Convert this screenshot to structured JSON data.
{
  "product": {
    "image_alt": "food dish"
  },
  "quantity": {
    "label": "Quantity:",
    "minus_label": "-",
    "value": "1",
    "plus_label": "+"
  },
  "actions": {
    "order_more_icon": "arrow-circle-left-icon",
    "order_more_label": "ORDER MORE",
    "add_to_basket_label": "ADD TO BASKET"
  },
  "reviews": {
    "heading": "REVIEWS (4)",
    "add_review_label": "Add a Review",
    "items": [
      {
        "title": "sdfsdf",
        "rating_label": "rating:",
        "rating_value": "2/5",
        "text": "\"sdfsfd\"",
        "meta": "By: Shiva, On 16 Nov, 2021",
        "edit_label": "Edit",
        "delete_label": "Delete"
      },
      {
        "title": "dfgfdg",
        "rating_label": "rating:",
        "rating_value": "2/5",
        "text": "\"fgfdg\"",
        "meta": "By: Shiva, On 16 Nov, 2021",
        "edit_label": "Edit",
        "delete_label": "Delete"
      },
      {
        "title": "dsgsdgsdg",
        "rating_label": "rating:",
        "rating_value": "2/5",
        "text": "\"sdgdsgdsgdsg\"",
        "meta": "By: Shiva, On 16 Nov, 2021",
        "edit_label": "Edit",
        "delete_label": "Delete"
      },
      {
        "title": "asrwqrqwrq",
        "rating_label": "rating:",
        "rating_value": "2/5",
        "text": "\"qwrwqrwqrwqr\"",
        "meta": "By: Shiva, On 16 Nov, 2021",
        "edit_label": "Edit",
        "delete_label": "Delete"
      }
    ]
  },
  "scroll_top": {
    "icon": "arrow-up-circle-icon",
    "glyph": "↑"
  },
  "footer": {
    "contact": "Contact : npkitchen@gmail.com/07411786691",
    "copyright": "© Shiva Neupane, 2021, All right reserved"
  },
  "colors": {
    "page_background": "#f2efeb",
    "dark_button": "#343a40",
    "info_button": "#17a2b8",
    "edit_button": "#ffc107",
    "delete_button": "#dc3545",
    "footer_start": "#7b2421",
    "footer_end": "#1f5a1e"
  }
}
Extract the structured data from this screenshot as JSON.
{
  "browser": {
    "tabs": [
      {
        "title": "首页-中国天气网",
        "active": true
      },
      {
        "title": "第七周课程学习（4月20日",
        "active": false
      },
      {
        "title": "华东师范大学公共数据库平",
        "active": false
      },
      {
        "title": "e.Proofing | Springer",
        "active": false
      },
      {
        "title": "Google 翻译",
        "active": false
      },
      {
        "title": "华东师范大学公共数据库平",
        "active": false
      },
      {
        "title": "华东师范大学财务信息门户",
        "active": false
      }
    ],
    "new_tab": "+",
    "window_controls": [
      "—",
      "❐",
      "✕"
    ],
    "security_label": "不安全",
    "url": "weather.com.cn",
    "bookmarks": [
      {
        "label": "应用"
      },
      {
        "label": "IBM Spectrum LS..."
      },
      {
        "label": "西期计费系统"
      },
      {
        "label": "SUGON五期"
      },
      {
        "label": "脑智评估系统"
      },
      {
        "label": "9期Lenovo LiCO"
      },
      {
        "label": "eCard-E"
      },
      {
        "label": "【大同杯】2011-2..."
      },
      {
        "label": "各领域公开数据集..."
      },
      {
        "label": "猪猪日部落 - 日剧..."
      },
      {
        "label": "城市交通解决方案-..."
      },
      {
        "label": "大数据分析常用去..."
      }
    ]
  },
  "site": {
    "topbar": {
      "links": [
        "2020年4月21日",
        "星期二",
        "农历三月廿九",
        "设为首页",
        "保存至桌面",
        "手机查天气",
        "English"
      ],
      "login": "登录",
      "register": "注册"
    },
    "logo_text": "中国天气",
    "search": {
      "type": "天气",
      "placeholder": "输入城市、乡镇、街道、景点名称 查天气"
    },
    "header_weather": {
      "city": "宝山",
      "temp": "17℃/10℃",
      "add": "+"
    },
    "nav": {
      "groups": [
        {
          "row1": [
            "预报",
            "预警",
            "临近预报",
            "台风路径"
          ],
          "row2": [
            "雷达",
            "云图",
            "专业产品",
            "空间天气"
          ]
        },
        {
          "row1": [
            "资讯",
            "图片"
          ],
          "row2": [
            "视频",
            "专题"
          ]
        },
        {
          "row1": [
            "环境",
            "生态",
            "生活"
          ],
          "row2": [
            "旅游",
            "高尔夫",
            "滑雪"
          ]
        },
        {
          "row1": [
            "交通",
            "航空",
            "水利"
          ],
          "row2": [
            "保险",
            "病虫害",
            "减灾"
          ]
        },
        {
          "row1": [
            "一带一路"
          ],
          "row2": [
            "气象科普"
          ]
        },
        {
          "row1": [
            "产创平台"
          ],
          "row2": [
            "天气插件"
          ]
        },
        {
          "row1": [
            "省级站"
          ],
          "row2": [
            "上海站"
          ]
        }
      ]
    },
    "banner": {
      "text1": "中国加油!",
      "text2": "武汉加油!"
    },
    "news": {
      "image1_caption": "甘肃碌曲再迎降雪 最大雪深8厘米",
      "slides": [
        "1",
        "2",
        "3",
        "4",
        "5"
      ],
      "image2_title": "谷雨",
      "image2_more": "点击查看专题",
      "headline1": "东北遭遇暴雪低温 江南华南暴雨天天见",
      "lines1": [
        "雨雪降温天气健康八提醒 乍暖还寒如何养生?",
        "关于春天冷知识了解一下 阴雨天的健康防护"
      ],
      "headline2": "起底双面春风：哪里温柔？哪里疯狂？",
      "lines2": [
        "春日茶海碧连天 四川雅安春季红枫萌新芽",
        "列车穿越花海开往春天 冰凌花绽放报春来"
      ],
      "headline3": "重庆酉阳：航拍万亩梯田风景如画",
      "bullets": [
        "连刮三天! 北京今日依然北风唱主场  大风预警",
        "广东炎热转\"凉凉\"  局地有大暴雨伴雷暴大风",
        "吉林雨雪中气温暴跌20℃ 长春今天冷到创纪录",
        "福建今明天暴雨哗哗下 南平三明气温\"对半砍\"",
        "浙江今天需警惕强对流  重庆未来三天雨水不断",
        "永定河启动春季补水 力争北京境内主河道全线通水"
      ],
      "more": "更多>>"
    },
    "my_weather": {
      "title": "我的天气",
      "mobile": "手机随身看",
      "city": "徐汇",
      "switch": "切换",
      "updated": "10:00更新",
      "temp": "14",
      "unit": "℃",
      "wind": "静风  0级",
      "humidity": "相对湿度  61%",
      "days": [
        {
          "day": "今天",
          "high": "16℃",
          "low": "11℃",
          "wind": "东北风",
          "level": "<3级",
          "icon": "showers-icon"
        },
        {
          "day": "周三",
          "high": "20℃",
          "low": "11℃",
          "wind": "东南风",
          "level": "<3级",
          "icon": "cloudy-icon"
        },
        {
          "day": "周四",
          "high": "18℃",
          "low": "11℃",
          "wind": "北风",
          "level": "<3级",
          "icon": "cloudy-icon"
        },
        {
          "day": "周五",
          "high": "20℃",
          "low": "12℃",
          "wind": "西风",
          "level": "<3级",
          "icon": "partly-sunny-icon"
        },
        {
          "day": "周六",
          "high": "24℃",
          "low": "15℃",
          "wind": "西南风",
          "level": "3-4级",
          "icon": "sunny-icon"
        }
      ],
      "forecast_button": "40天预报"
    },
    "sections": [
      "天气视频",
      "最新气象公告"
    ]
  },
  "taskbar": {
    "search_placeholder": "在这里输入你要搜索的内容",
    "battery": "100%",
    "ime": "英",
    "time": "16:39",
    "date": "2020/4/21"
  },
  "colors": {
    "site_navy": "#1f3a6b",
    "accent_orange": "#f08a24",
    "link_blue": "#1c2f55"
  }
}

Directions – Write down every line of the data above that includes the string "this".

Solved exercise –
Convert this screenshot to structured JSON data.
Extract the structured data from this screenshot as JSON.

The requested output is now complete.